**PROMPT**. Copy every record below exactly as written, but leave out the pictures.

— start EXERCISE MATERIALS —

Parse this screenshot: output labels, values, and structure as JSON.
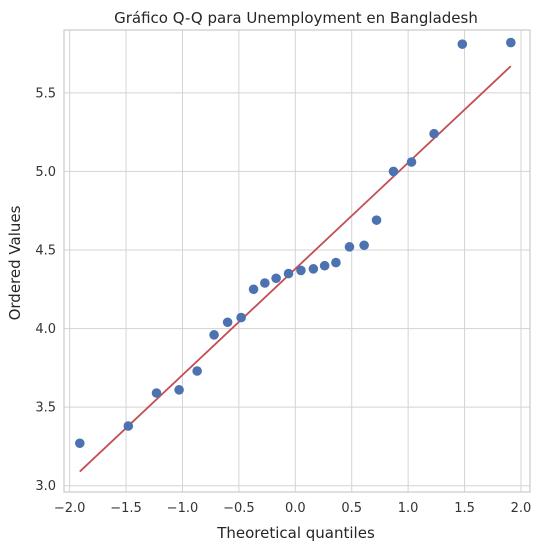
{
  "chart_data": {
    "type": "scatter",
    "title": "Gráfico Q-Q para Unemployment en Bangladesh",
    "xlabel": "Theoretical quantiles",
    "ylabel": "Ordered Values",
    "xlim": [
      -2.05,
      2.08
    ],
    "ylim": [
      2.96,
      5.9
    ],
    "x_ticks": [
      -2.0,
      -1.5,
      -1.0,
      -0.5,
      0.0,
      0.5,
      1.0,
      1.5,
      2.0
    ],
    "x_tick_labels": [
      "−2.0",
      "−1.5",
      "−1.0",
      "−0.5",
      "0.0",
      "0.5",
      "1.0",
      "1.5",
      "2.0"
    ],
    "y_ticks": [
      3.0,
      3.5,
      4.0,
      4.5,
      5.0,
      5.5
    ],
    "y_tick_labels": [
      "3.0",
      "3.5",
      "4.0",
      "4.5",
      "5.0",
      "5.5"
    ],
    "grid": true,
    "points": {
      "x": [
        -1.91,
        -1.48,
        -1.23,
        -1.03,
        -0.87,
        -0.72,
        -0.6,
        -0.48,
        -0.37,
        -0.27,
        -0.17,
        -0.06,
        0.05,
        0.16,
        0.26,
        0.36,
        0.48,
        0.61,
        0.72,
        0.87,
        1.03,
        1.23,
        1.48,
        1.91
      ],
      "y": [
        3.27,
        3.38,
        3.59,
        3.61,
        3.73,
        3.96,
        4.04,
        4.07,
        4.25,
        4.29,
        4.32,
        4.35,
        4.37,
        4.38,
        4.4,
        4.42,
        4.52,
        4.53,
        4.69,
        5.0,
        5.06,
        5.24,
        5.81,
        5.82
      ],
      "color": "#4c72b0"
    },
    "fit_line": {
      "x": [
        -1.91,
        1.91
      ],
      "y": [
        3.09,
        5.67
      ],
      "color": "#c44e52"
    }
  }
}
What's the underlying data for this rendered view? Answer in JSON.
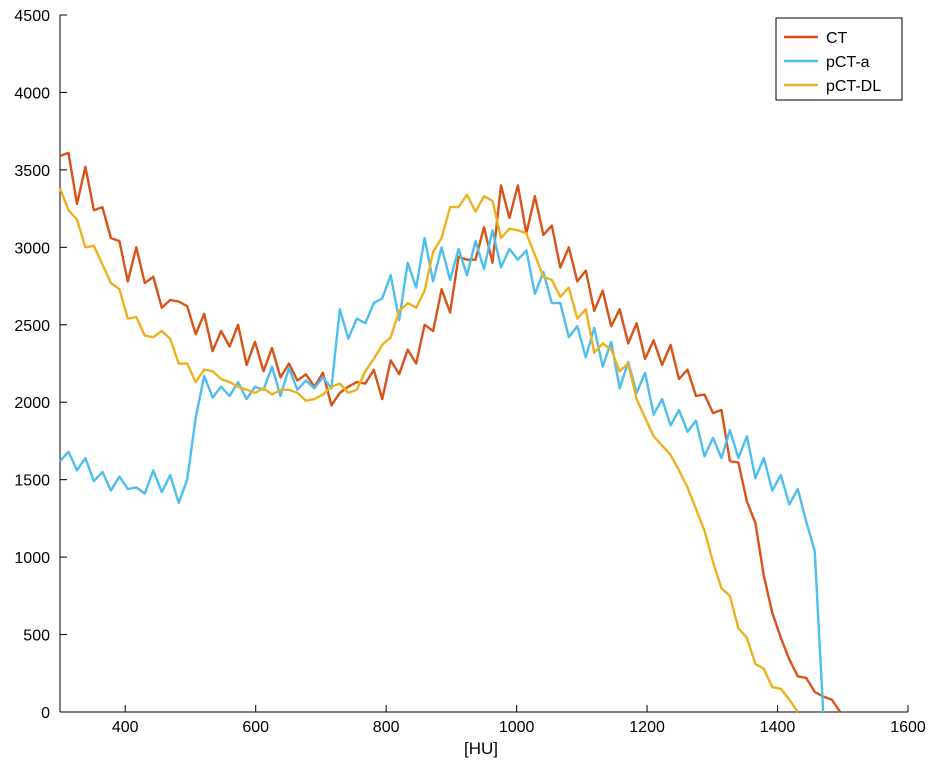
{
  "chart_data": {
    "type": "line",
    "title": "",
    "xlabel": "[HU]",
    "ylabel": "",
    "xlim": [
      300,
      1600
    ],
    "ylim": [
      0,
      4500
    ],
    "xticks": [
      400,
      600,
      800,
      1000,
      1200,
      1400,
      1600
    ],
    "yticks": [
      0,
      500,
      1000,
      1500,
      2000,
      2500,
      3000,
      3500,
      4000,
      4500
    ],
    "legend_position": "top-right",
    "grid": false,
    "x": [
      300,
      313,
      326,
      339,
      352,
      365,
      378,
      391,
      404,
      417,
      430,
      443,
      456,
      469,
      482,
      495,
      508,
      521,
      534,
      547,
      560,
      573,
      586,
      599,
      612,
      625,
      638,
      651,
      664,
      677,
      690,
      703,
      716,
      729,
      742,
      755,
      768,
      781,
      794,
      807,
      820,
      833,
      846,
      859,
      872,
      885,
      898,
      911,
      924,
      937,
      950,
      963,
      976,
      989,
      1002,
      1015,
      1028,
      1041,
      1054,
      1067,
      1080,
      1093,
      1106,
      1119,
      1132,
      1145,
      1158,
      1171,
      1184,
      1197,
      1210,
      1223,
      1236,
      1249,
      1262,
      1275,
      1288,
      1301,
      1314,
      1327,
      1340,
      1353,
      1366,
      1379,
      1392,
      1405,
      1418,
      1431,
      1444,
      1457,
      1470,
      1483,
      1496,
      1509,
      1522,
      1535,
      1548,
      1561,
      1574,
      1587,
      1600
    ],
    "series": [
      {
        "name": "CT",
        "color": "#d95319",
        "values": [
          3590,
          3610,
          3280,
          3520,
          3240,
          3260,
          3060,
          3040,
          2780,
          3000,
          2770,
          2810,
          2610,
          2660,
          2650,
          2620,
          2440,
          2570,
          2330,
          2460,
          2360,
          2500,
          2240,
          2390,
          2200,
          2350,
          2160,
          2250,
          2140,
          2180,
          2100,
          2190,
          1980,
          2060,
          2100,
          2130,
          2120,
          2210,
          2020,
          2270,
          2180,
          2340,
          2250,
          2500,
          2460,
          2730,
          2580,
          2940,
          2920,
          2920,
          3130,
          2900,
          3400,
          3190,
          3400,
          3090,
          3330,
          3080,
          3140,
          2870,
          3000,
          2780,
          2850,
          2590,
          2720,
          2490,
          2600,
          2380,
          2510,
          2280,
          2400,
          2240,
          2370,
          2150,
          2210,
          2040,
          2050,
          1930,
          1950,
          1620,
          1610,
          1360,
          1220,
          880,
          640,
          480,
          340,
          230,
          220,
          130,
          100,
          80,
          0,
          0,
          0,
          0,
          0,
          0,
          0,
          0,
          0
        ]
      },
      {
        "name": "pCT-a",
        "color": "#4dbeee",
        "values": [
          1620,
          1680,
          1560,
          1640,
          1490,
          1550,
          1430,
          1520,
          1440,
          1450,
          1410,
          1560,
          1420,
          1530,
          1350,
          1500,
          1900,
          2170,
          2030,
          2100,
          2040,
          2130,
          2020,
          2100,
          2080,
          2230,
          2040,
          2220,
          2080,
          2140,
          2090,
          2160,
          2090,
          2600,
          2410,
          2540,
          2510,
          2640,
          2670,
          2820,
          2530,
          2900,
          2740,
          3060,
          2780,
          3000,
          2790,
          2990,
          2820,
          3040,
          2860,
          3110,
          2870,
          2990,
          2920,
          2980,
          2700,
          2840,
          2640,
          2640,
          2420,
          2490,
          2290,
          2480,
          2230,
          2390,
          2090,
          2260,
          2060,
          2190,
          1920,
          2020,
          1850,
          1950,
          1810,
          1880,
          1650,
          1770,
          1640,
          1820,
          1640,
          1780,
          1510,
          1640,
          1430,
          1530,
          1340,
          1440,
          1230,
          1040,
          0,
          0,
          0,
          0,
          0,
          0,
          0,
          0,
          0,
          0,
          0
        ]
      },
      {
        "name": "pCT-DL",
        "color": "#edb120",
        "values": [
          3380,
          3240,
          3180,
          3000,
          3010,
          2890,
          2770,
          2730,
          2540,
          2550,
          2430,
          2420,
          2460,
          2410,
          2250,
          2250,
          2130,
          2210,
          2200,
          2150,
          2130,
          2100,
          2080,
          2060,
          2090,
          2050,
          2080,
          2080,
          2060,
          2010,
          2020,
          2050,
          2100,
          2120,
          2060,
          2080,
          2200,
          2280,
          2370,
          2420,
          2590,
          2640,
          2610,
          2720,
          2970,
          3060,
          3260,
          3260,
          3340,
          3230,
          3330,
          3300,
          3060,
          3120,
          3110,
          3090,
          2950,
          2810,
          2790,
          2680,
          2740,
          2540,
          2600,
          2320,
          2380,
          2340,
          2200,
          2250,
          2020,
          1900,
          1780,
          1720,
          1660,
          1560,
          1450,
          1310,
          1170,
          970,
          800,
          750,
          540,
          480,
          310,
          280,
          160,
          150,
          80,
          0,
          0,
          0,
          0,
          0,
          0,
          0,
          0,
          0,
          0,
          0,
          0,
          0,
          0
        ]
      }
    ]
  }
}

— end EXERCISE MATERIALS —

**ANSWER**.
Parse this screenshot: output labels, values, and structure as JSON.
{
  "chart_data": {
    "type": "scatter",
    "title": "Gráfico Q-Q para Unemployment en Bangladesh",
    "xlabel": "Theoretical quantiles",
    "ylabel": "Ordered Values",
    "xlim": [
      -2.05,
      2.08
    ],
    "ylim": [
      2.96,
      5.9
    ],
    "x_ticks": [
      -2.0,
      -1.5,
      -1.0,
      -0.5,
      0.0,
      0.5,
      1.0,
      1.5,
      2.0
    ],
    "x_tick_labels": [
      "−2.0",
      "−1.5",
      "−1.0",
      "−0.5",
      "0.0",
      "0.5",
      "1.0",
      "1.5",
      "2.0"
    ],
    "y_ticks": [
      3.0,
      3.5,
      4.0,
      4.5,
      5.0,
      5.5
    ],
    "y_tick_labels": [
      "3.0",
      "3.5",
      "4.0",
      "4.5",
      "5.0",
      "5.5"
    ],
    "grid": true,
    "points": {
      "x": [
        -1.91,
        -1.48,
        -1.23,
        -1.03,
        -0.87,
        -0.72,
        -0.6,
        -0.48,
        -0.37,
        -0.27,
        -0.17,
        -0.06,
        0.05,
        0.16,
        0.26,
        0.36,
        0.48,
        0.61,
        0.72,
        0.87,
        1.03,
        1.23,
        1.48,
        1.91
      ],
      "y": [
        3.27,
        3.38,
        3.59,
        3.61,
        3.73,
        3.96,
        4.04,
        4.07,
        4.25,
        4.29,
        4.32,
        4.35,
        4.37,
        4.38,
        4.4,
        4.42,
        4.52,
        4.53,
        4.69,
        5.0,
        5.06,
        5.24,
        5.81,
        5.82
      ],
      "color": "#4c72b0"
    },
    "fit_line": {
      "x": [
        -1.91,
        1.91
      ],
      "y": [
        3.09,
        5.67
      ],
      "color": "#c44e52"
    }
  }
}
What's the underlying data for this rendered view? Answer in JSON.
{
  "chart_data": {
    "type": "line",
    "title": "",
    "xlabel": "[HU]",
    "ylabel": "",
    "xlim": [
      300,
      1600
    ],
    "ylim": [
      0,
      4500
    ],
    "xticks": [
      400,
      600,
      800,
      1000,
      1200,
      1400,
      1600
    ],
    "yticks": [
      0,
      500,
      1000,
      1500,
      2000,
      2500,
      3000,
      3500,
      4000,
      4500
    ],
    "legend_position": "top-right",
    "grid": false,
    "x": [
      300,
      313,
      326,
      339,
      352,
      365,
      378,
      391,
      404,
      417,
      430,
      443,
      456,
      469,
      482,
      495,
      508,
      521,
      534,
      547,
      560,
      573,
      586,
      599,
      612,
      625,
      638,
      651,
      664,
      677,
      690,
      703,
      716,
      729,
      742,
      755,
      768,
      781,
      794,
      807,
      820,
      833,
      846,
      859,
      872,
      885,
      898,
      911,
      924,
      937,
      950,
      963,
      976,
      989,
      1002,
      1015,
      1028,
      1041,
      1054,
      1067,
      1080,
      1093,
      1106,
      1119,
      1132,
      1145,
      1158,
      1171,
      1184,
      1197,
      1210,
      1223,
      1236,
      1249,
      1262,
      1275,
      1288,
      1301,
      1314,
      1327,
      1340,
      1353,
      1366,
      1379,
      1392,
      1405,
      1418,
      1431,
      1444,
      1457,
      1470,
      1483,
      1496,
      1509,
      1522,
      1535,
      1548,
      1561,
      1574,
      1587,
      1600
    ],
    "series": [
      {
        "name": "CT",
        "color": "#d95319",
        "values": [
          3590,
          3610,
          3280,
          3520,
          3240,
          3260,
          3060,
          3040,
          2780,
          3000,
          2770,
          2810,
          2610,
          2660,
          2650,
          2620,
          2440,
          2570,
          2330,
          2460,
          2360,
          2500,
          2240,
          2390,
          2200,
          2350,
          2160,
          2250,
          2140,
          2180,
          2100,
          2190,
          1980,
          2060,
          2100,
          2130,
          2120,
          2210,
          2020,
          2270,
          2180,
          2340,
          2250,
          2500,
          2460,
          2730,
          2580,
          2940,
          2920,
          2920,
          3130,
          2900,
          3400,
          3190,
          3400,
          3090,
          3330,
          3080,
          3140,
          2870,
          3000,
          2780,
          2850,
          2590,
          2720,
          2490,
          2600,
          2380,
          2510,
          2280,
          2400,
          2240,
          2370,
          2150,
          2210,
          2040,
          2050,
          1930,
          1950,
          1620,
          1610,
          1360,
          1220,
          880,
          640,
          480,
          340,
          230,
          220,
          130,
          100,
          80,
          0,
          0,
          0,
          0,
          0,
          0,
          0,
          0,
          0
        ]
      },
      {
        "name": "pCT-a",
        "color": "#4dbeee",
        "values": [
          1620,
          1680,
          1560,
          1640,
          1490,
          1550,
          1430,
          1520,
          1440,
          1450,
          1410,
          1560,
          1420,
          1530,
          1350,
          1500,
          1900,
          2170,
          2030,
          2100,
          2040,
          2130,
          2020,
          2100,
          2080,
          2230,
          2040,
          2220,
          2080,
          2140,
          2090,
          2160,
          2090,
          2600,
          2410,
          2540,
          2510,
          2640,
          2670,
          2820,
          2530,
          2900,
          2740,
          3060,
          2780,
          3000,
          2790,
          2990,
          2820,
          3040,
          2860,
          3110,
          2870,
          2990,
          2920,
          2980,
          2700,
          2840,
          2640,
          2640,
          2420,
          2490,
          2290,
          2480,
          2230,
          2390,
          2090,
          2260,
          2060,
          2190,
          1920,
          2020,
          1850,
          1950,
          1810,
          1880,
          1650,
          1770,
          1640,
          1820,
          1640,
          1780,
          1510,
          1640,
          1430,
          1530,
          1340,
          1440,
          1230,
          1040,
          0,
          0,
          0,
          0,
          0,
          0,
          0,
          0,
          0,
          0,
          0
        ]
      },
      {
        "name": "pCT-DL",
        "color": "#edb120",
        "values": [
          3380,
          3240,
          3180,
          3000,
          3010,
          2890,
          2770,
          2730,
          2540,
          2550,
          2430,
          2420,
          2460,
          2410,
          2250,
          2250,
          2130,
          2210,
          2200,
          2150,
          2130,
          2100,
          2080,
          2060,
          2090,
          2050,
          2080,
          2080,
          2060,
          2010,
          2020,
          2050,
          2100,
          2120,
          2060,
          2080,
          2200,
          2280,
          2370,
          2420,
          2590,
          2640,
          2610,
          2720,
          2970,
          3060,
          3260,
          3260,
          3340,
          3230,
          3330,
          3300,
          3060,
          3120,
          3110,
          3090,
          2950,
          2810,
          2790,
          2680,
          2740,
          2540,
          2600,
          2320,
          2380,
          2340,
          2200,
          2250,
          2020,
          1900,
          1780,
          1720,
          1660,
          1560,
          1450,
          1310,
          1170,
          970,
          800,
          750,
          540,
          480,
          310,
          280,
          160,
          150,
          80,
          0,
          0,
          0,
          0,
          0,
          0,
          0,
          0,
          0,
          0,
          0,
          0,
          0,
          0
        ]
      }
    ]
  }
}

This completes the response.